Your goal: Write the records below out in full, character for character, with no pictures.

Task data:
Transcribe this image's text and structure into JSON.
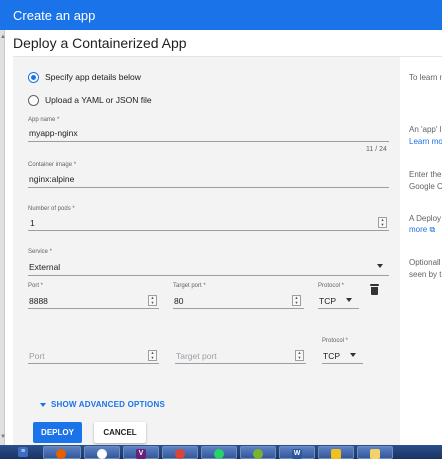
{
  "window": {
    "title": "Create an app"
  },
  "dialog": {
    "heading": "Deploy a Containerized App"
  },
  "mode": {
    "options": [
      "Specify app details below",
      "Upload a YAML or JSON file"
    ],
    "selected": "Specify app details below"
  },
  "app_name": {
    "label": "App name *",
    "value": "myapp-nginx",
    "counter": "11 / 24"
  },
  "container_image": {
    "label": "Container image *",
    "value": "nginx:alpine"
  },
  "pods": {
    "label": "Number of pods *",
    "value": "1"
  },
  "service": {
    "label": "Service *",
    "value": "External"
  },
  "ports": [
    {
      "port_label": "Port *",
      "port": "8888",
      "target_label": "Target port *",
      "target": "80",
      "protocol_label": "Protocol *",
      "protocol": "TCP"
    },
    {
      "port_placeholder": "Port",
      "target_placeholder": "Target port",
      "protocol_label": "Protocol *",
      "protocol": "TCP"
    }
  ],
  "advanced": {
    "label": "SHOW ADVANCED OPTIONS"
  },
  "buttons": {
    "deploy": "DEPLOY",
    "cancel": "CANCEL"
  },
  "side_help": {
    "line1": "To learn m",
    "line2": "An 'app' l",
    "line3": "Learn mo",
    "line4": "Enter the",
    "line5": "Google C",
    "line6": "A Deploy",
    "line7": "more",
    "line8": "Optionall",
    "line9": "seen by t"
  },
  "taskbar": {
    "icons": [
      "start-button",
      "firefox-icon",
      "network-icon",
      "vs-icon",
      "chrome-icon",
      "whatsapp-icon",
      "wechat-icon",
      "word-icon",
      "explorer-icon",
      "chart-app-icon"
    ],
    "labels": {
      "vs": "V",
      "word": "W"
    }
  },
  "colors": {
    "accent": "#1a73e8",
    "topbar": "#1a73e8",
    "panel": "#f3f3f3",
    "taskbar": "#1b3364"
  }
}
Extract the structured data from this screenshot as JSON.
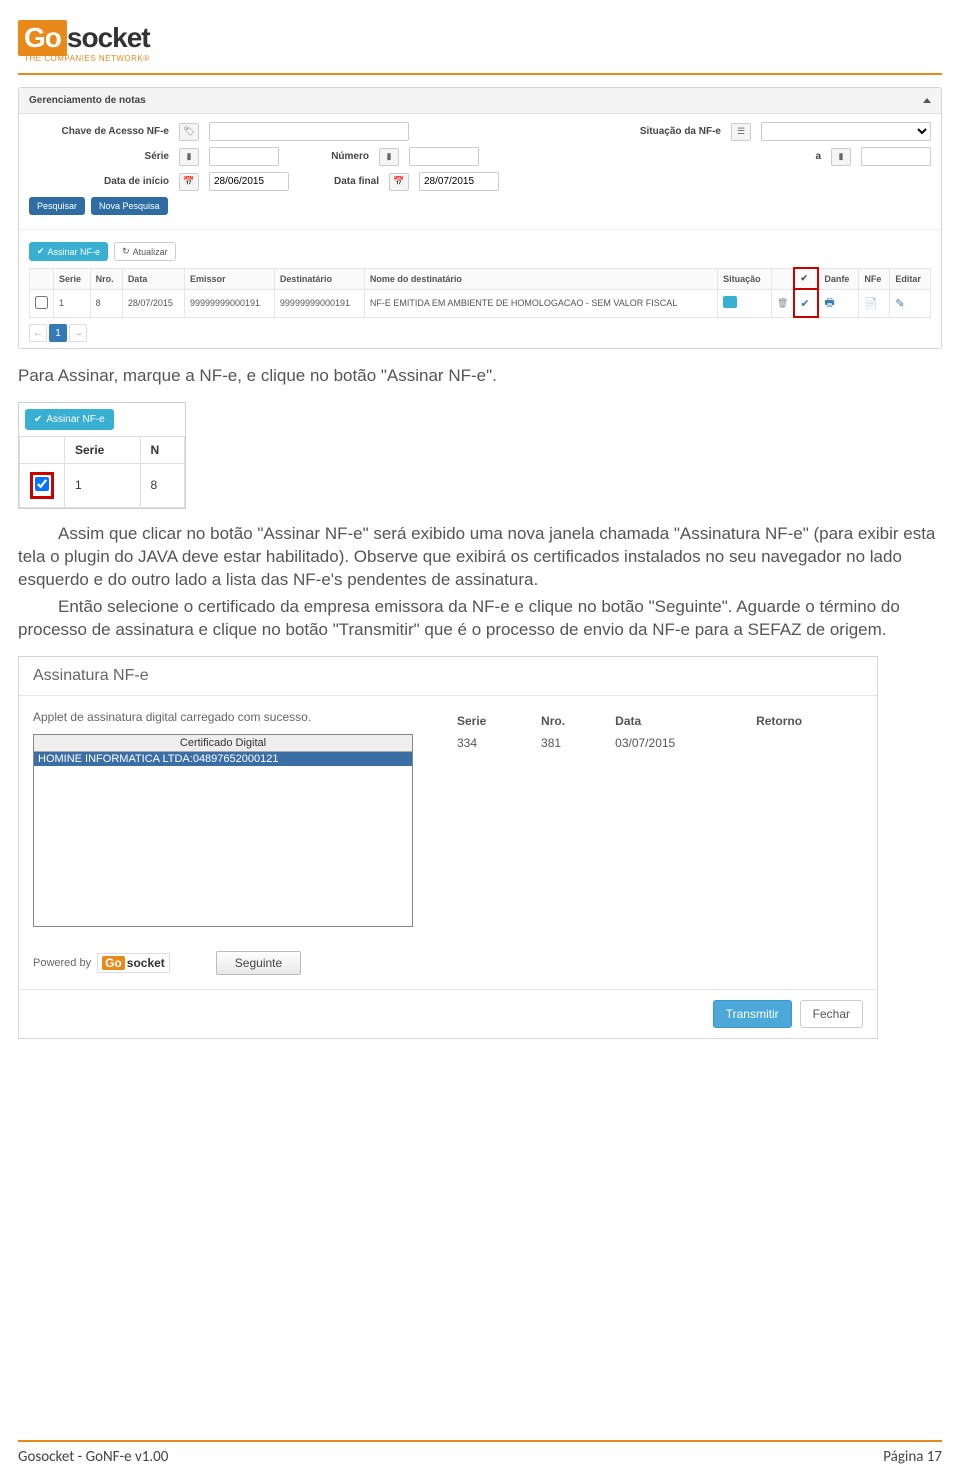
{
  "logo": {
    "go": "Go",
    "socket": "socket",
    "subtitle": "THE COMPANIES NETWORK®"
  },
  "panel1": {
    "title": "Gerenciamento de notas",
    "labels": {
      "chave": "Chave de Acesso NF-e",
      "situacao": "Situação da NF-e",
      "serie": "Série",
      "numero": "Número",
      "a": "a",
      "dataInicio": "Data de início",
      "dataFinal": "Data final"
    },
    "dates": {
      "inicio": "28/06/2015",
      "final": "28/07/2015"
    },
    "buttons": {
      "pesquisar": "Pesquisar",
      "novaPesquisa": "Nova Pesquisa",
      "assinar": "Assinar NF-e",
      "atualizar": "Atualizar"
    },
    "headers": [
      "",
      "Serie",
      "Nro.",
      "Data",
      "Emissor",
      "Destinatário",
      "Nome do destinatário",
      "Situação",
      "",
      "✔",
      "Danfe",
      "NFe",
      "Editar"
    ],
    "row": {
      "serie": "1",
      "nro": "8",
      "data": "28/07/2015",
      "emissor": "99999999000191",
      "dest": "99999999000191",
      "nome": "NF-E EMITIDA EM AMBIENTE DE HOMOLOGACAO - SEM VALOR FISCAL"
    },
    "pager": {
      "prev": "←",
      "page": "1",
      "next": "→"
    }
  },
  "para1": "Para Assinar, marque a NF-e, e clique no botão \"Assinar NF-e\".",
  "shot2": {
    "btn": "Assinar NF-e",
    "h1": "Serie",
    "h2": "N",
    "v1": "1",
    "v2": "8"
  },
  "para2a": "Assim que clicar no botão \"Assinar NF-e\" será exibido uma nova janela chamada \"Assinatura NF-e\" (para exibir esta tela o plugin do JAVA deve estar habilitado). Observe que exibirá os certificados instalados no seu navegador no lado esquerdo e do outro lado a lista das NF-e's pendentes de assinatura.",
  "para2b": "Então selecione o certificado da empresa emissora da NF-e e clique no botão \"Seguinte\". Aguarde o término do processo de assinatura e clique no botão \"Transmitir\" que é o processo de envio da NF-e para a SEFAZ de origem.",
  "dlg": {
    "title": "Assinatura NF-e",
    "applet": "Applet de assinatura digital carregado com sucesso.",
    "certHead": "Certificado Digital",
    "certItem": "HOMINE INFORMATICA LTDA:04897652000121",
    "headers": {
      "serie": "Serie",
      "nro": "Nro.",
      "data": "Data",
      "retorno": "Retorno"
    },
    "row": {
      "serie": "334",
      "nro": "381",
      "data": "03/07/2015",
      "retorno": ""
    },
    "powered": "Powered by",
    "seguinte": "Seguinte",
    "transmitir": "Transmitir",
    "fechar": "Fechar"
  },
  "footer": {
    "left": "Gosocket - GoNF-e v1.00",
    "right": "Página 17"
  }
}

Output of the exercise:
Transcribe this image's text and structure into JSON.
{
  "window": {
    "title": "Create an app"
  },
  "dialog": {
    "heading": "Deploy a Containerized App"
  },
  "mode": {
    "options": [
      "Specify app details below",
      "Upload a YAML or JSON file"
    ],
    "selected": "Specify app details below"
  },
  "app_name": {
    "label": "App name *",
    "value": "myapp-nginx",
    "counter": "11 / 24"
  },
  "container_image": {
    "label": "Container image *",
    "value": "nginx:alpine"
  },
  "pods": {
    "label": "Number of pods *",
    "value": "1"
  },
  "service": {
    "label": "Service *",
    "value": "External"
  },
  "ports": [
    {
      "port_label": "Port *",
      "port": "8888",
      "target_label": "Target port *",
      "target": "80",
      "protocol_label": "Protocol *",
      "protocol": "TCP"
    },
    {
      "port_placeholder": "Port",
      "target_placeholder": "Target port",
      "protocol_label": "Protocol *",
      "protocol": "TCP"
    }
  ],
  "advanced": {
    "label": "SHOW ADVANCED OPTIONS"
  },
  "buttons": {
    "deploy": "DEPLOY",
    "cancel": "CANCEL"
  },
  "side_help": {
    "line1": "To learn m",
    "line2": "An 'app' l",
    "line3": "Learn mo",
    "line4": "Enter the",
    "line5": "Google C",
    "line6": "A Deploy",
    "line7": "more",
    "line8": "Optionall",
    "line9": "seen by t"
  },
  "taskbar": {
    "icons": [
      "start-button",
      "firefox-icon",
      "network-icon",
      "vs-icon",
      "chrome-icon",
      "whatsapp-icon",
      "wechat-icon",
      "word-icon",
      "explorer-icon",
      "chart-app-icon"
    ],
    "labels": {
      "vs": "V",
      "word": "W"
    }
  },
  "colors": {
    "accent": "#1a73e8",
    "topbar": "#1a73e8",
    "panel": "#f3f3f3",
    "taskbar": "#1b3364"
  }
}
Extract the structured data from this screenshot as JSON.
{
  "logo": {
    "go": "Go",
    "socket": "socket",
    "subtitle": "THE COMPANIES NETWORK®"
  },
  "panel1": {
    "title": "Gerenciamento de notas",
    "labels": {
      "chave": "Chave de Acesso NF-e",
      "situacao": "Situação da NF-e",
      "serie": "Série",
      "numero": "Número",
      "a": "a",
      "dataInicio": "Data de início",
      "dataFinal": "Data final"
    },
    "dates": {
      "inicio": "28/06/2015",
      "final": "28/07/2015"
    },
    "buttons": {
      "pesquisar": "Pesquisar",
      "novaPesquisa": "Nova Pesquisa",
      "assinar": "Assinar NF-e",
      "atualizar": "Atualizar"
    },
    "headers": [
      "",
      "Serie",
      "Nro.",
      "Data",
      "Emissor",
      "Destinatário",
      "Nome do destinatário",
      "Situação",
      "",
      "✔",
      "Danfe",
      "NFe",
      "Editar"
    ],
    "row": {
      "serie": "1",
      "nro": "8",
      "data": "28/07/2015",
      "emissor": "99999999000191",
      "dest": "99999999000191",
      "nome": "NF-E EMITIDA EM AMBIENTE DE HOMOLOGACAO - SEM VALOR FISCAL"
    },
    "pager": {
      "prev": "←",
      "page": "1",
      "next": "→"
    }
  },
  "para1": "Para Assinar, marque a NF-e, e clique no botão \"Assinar NF-e\".",
  "shot2": {
    "btn": "Assinar NF-e",
    "h1": "Serie",
    "h2": "N",
    "v1": "1",
    "v2": "8"
  },
  "para2a": "Assim que clicar no botão \"Assinar NF-e\" será exibido uma nova janela chamada \"Assinatura NF-e\" (para exibir esta tela o plugin do JAVA deve estar habilitado). Observe que exibirá os certificados instalados no seu navegador no lado esquerdo e do outro lado a lista das NF-e's pendentes de assinatura.",
  "para2b": "Então selecione o certificado da empresa emissora da NF-e e clique no botão \"Seguinte\". Aguarde o término do processo de assinatura e clique no botão \"Transmitir\" que é o processo de envio da NF-e para a SEFAZ de origem.",
  "dlg": {
    "title": "Assinatura NF-e",
    "applet": "Applet de assinatura digital carregado com sucesso.",
    "certHead": "Certificado Digital",
    "certItem": "HOMINE INFORMATICA LTDA:04897652000121",
    "headers": {
      "serie": "Serie",
      "nro": "Nro.",
      "data": "Data",
      "retorno": "Retorno"
    },
    "row": {
      "serie": "334",
      "nro": "381",
      "data": "03/07/2015",
      "retorno": ""
    },
    "powered": "Powered by",
    "seguinte": "Seguinte",
    "transmitir": "Transmitir",
    "fechar": "Fechar"
  },
  "footer": {
    "left": "Gosocket - GoNF-e v1.00",
    "right": "Página 17"
  }
}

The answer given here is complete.